Data entries
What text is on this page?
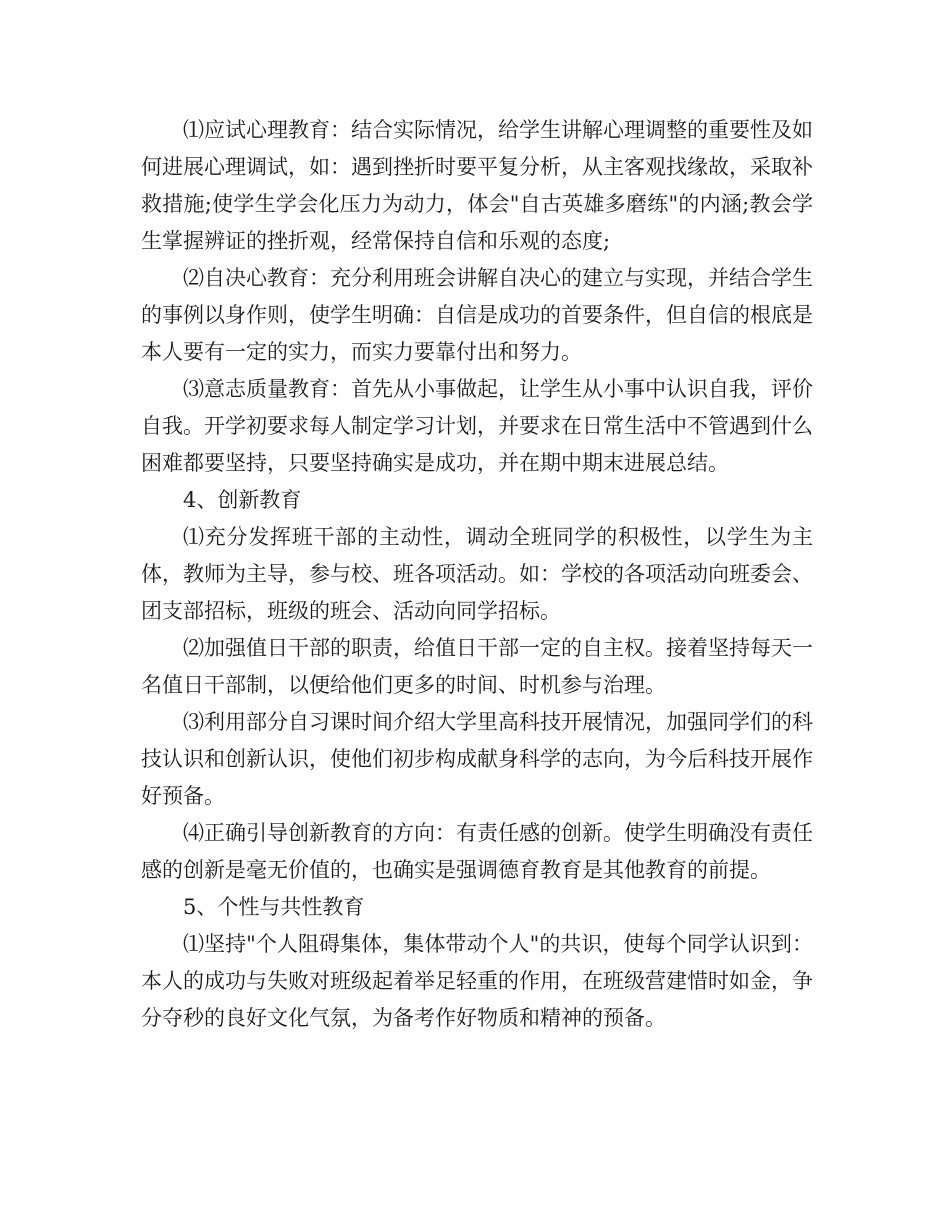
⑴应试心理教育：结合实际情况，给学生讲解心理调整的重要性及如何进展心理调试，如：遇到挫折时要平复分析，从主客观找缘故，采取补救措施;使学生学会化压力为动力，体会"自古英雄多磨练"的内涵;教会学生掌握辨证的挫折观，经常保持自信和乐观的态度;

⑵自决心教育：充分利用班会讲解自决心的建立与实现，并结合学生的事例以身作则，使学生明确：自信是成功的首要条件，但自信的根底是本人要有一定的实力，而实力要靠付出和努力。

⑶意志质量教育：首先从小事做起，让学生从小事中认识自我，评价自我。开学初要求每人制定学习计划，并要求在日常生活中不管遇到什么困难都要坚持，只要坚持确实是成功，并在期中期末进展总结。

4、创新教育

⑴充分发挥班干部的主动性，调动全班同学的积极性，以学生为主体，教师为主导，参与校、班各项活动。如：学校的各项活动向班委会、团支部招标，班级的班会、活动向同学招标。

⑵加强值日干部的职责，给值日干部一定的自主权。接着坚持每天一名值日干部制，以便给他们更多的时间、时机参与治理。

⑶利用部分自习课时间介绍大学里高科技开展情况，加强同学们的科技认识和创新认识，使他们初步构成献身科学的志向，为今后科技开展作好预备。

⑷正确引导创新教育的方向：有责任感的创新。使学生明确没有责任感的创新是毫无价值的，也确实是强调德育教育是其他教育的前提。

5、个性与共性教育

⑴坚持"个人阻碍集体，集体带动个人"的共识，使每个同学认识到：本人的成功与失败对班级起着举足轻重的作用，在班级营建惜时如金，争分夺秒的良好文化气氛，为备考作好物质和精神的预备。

* * *

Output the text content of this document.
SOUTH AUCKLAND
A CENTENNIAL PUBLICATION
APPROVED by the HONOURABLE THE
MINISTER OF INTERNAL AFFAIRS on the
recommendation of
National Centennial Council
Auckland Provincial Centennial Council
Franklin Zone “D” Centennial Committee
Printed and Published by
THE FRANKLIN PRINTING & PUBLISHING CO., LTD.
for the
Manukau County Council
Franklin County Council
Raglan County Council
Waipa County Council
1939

**Task prompt**
Filter the entries above down to the lines containing the word "this".

**Written answer**
What text is on this page?
Output the text content of this document.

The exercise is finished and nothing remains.